Instruction -> Every record should be written out exactly, please.

+ + + +

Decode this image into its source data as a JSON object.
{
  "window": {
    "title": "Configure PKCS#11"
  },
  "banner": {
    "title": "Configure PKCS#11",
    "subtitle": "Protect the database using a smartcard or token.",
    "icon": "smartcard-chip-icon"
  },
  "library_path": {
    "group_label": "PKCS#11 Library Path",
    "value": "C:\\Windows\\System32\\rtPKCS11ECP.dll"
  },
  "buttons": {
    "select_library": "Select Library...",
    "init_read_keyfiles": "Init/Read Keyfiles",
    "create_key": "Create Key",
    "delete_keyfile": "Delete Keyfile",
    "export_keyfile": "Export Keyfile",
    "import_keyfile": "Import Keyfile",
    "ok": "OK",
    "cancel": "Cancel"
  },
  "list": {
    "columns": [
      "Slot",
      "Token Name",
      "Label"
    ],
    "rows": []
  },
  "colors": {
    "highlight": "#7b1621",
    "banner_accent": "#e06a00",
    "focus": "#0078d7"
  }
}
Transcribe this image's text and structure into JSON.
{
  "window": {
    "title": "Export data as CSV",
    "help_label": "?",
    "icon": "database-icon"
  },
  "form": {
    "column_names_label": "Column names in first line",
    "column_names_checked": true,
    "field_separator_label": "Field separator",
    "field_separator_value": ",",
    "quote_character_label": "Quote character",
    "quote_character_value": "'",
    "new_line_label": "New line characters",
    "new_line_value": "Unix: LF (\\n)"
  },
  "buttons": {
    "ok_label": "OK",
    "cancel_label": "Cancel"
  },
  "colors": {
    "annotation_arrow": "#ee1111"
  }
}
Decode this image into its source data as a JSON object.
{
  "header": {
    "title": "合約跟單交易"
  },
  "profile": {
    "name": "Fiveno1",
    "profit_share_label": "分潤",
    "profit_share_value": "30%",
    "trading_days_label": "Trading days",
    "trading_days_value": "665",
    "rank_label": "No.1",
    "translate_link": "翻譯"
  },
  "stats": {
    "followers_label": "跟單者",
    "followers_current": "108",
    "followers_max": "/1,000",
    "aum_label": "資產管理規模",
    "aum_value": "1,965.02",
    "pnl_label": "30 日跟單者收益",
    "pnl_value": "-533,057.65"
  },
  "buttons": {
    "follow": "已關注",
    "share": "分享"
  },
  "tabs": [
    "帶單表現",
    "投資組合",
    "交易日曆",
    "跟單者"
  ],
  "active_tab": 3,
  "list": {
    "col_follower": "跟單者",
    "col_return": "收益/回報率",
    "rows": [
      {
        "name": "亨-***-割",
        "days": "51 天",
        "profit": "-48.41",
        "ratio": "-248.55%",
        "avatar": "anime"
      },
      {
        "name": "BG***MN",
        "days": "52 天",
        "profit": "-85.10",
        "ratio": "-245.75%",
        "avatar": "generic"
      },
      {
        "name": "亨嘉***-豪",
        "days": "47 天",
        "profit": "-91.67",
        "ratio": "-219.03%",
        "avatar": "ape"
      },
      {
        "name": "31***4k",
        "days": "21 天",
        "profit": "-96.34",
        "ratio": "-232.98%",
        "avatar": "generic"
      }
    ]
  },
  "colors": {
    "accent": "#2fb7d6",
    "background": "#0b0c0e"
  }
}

+ + + +

The solution ->
Decode this image into its source data as a JSON object.
{
  "window": {
    "title": "Configure PKCS#11"
  },
  "banner": {
    "title": "Configure PKCS#11",
    "subtitle": "Protect the database using a smartcard or token.",
    "icon": "smartcard-chip-icon"
  },
  "library_path": {
    "group_label": "PKCS#11 Library Path",
    "value": "C:\\Windows\\System32\\rtPKCS11ECP.dll"
  },
  "buttons": {
    "select_library": "Select Library...",
    "init_read_keyfiles": "Init/Read Keyfiles",
    "create_key": "Create Key",
    "delete_keyfile": "Delete Keyfile",
    "export_keyfile": "Export Keyfile",
    "import_keyfile": "Import Keyfile",
    "ok": "OK",
    "cancel": "Cancel"
  },
  "list": {
    "columns": [
      "Slot",
      "Token Name",
      "Label"
    ],
    "rows": []
  },
  "colors": {
    "highlight": "#7b1621",
    "banner_accent": "#e06a00",
    "focus": "#0078d7"
  }
}
Transcribe this image's text and structure into JSON.
{
  "window": {
    "title": "Export data as CSV",
    "help_label": "?",
    "icon": "database-icon"
  },
  "form": {
    "column_names_label": "Column names in first line",
    "column_names_checked": true,
    "field_separator_label": "Field separator",
    "field_separator_value": ",",
    "quote_character_label": "Quote character",
    "quote_character_value": "'",
    "new_line_label": "New line characters",
    "new_line_value": "Unix: LF (\\n)"
  },
  "buttons": {
    "ok_label": "OK",
    "cancel_label": "Cancel"
  },
  "colors": {
    "annotation_arrow": "#ee1111"
  }
}
Decode this image into its source data as a JSON object.
{
  "header": {
    "title": "合約跟單交易"
  },
  "profile": {
    "name": "Fiveno1",
    "profit_share_label": "分潤",
    "profit_share_value": "30%",
    "trading_days_label": "Trading days",
    "trading_days_value": "665",
    "rank_label": "No.1",
    "translate_link": "翻譯"
  },
  "stats": {
    "followers_label": "跟單者",
    "followers_current": "108",
    "followers_max": "/1,000",
    "aum_label": "資產管理規模",
    "aum_value": "1,965.02",
    "pnl_label": "30 日跟單者收益",
    "pnl_value": "-533,057.65"
  },
  "buttons": {
    "follow": "已關注",
    "share": "分享"
  },
  "tabs": [
    "帶單表現",
    "投資組合",
    "交易日曆",
    "跟單者"
  ],
  "active_tab": 3,
  "list": {
    "col_follower": "跟單者",
    "col_return": "收益/回報率",
    "rows": [
      {
        "name": "亨-***-割",
        "days": "51 天",
        "profit": "-48.41",
        "ratio": "-248.55%",
        "avatar": "anime"
      },
      {
        "name": "BG***MN",
        "days": "52 天",
        "profit": "-85.10",
        "ratio": "-245.75%",
        "avatar": "generic"
      },
      {
        "name": "亨嘉***-豪",
        "days": "47 天",
        "profit": "-91.67",
        "ratio": "-219.03%",
        "avatar": "ape"
      },
      {
        "name": "31***4k",
        "days": "21 天",
        "profit": "-96.34",
        "ratio": "-232.98%",
        "avatar": "generic"
      }
    ]
  },
  "colors": {
    "accent": "#2fb7d6",
    "background": "#0b0c0e"
  }
}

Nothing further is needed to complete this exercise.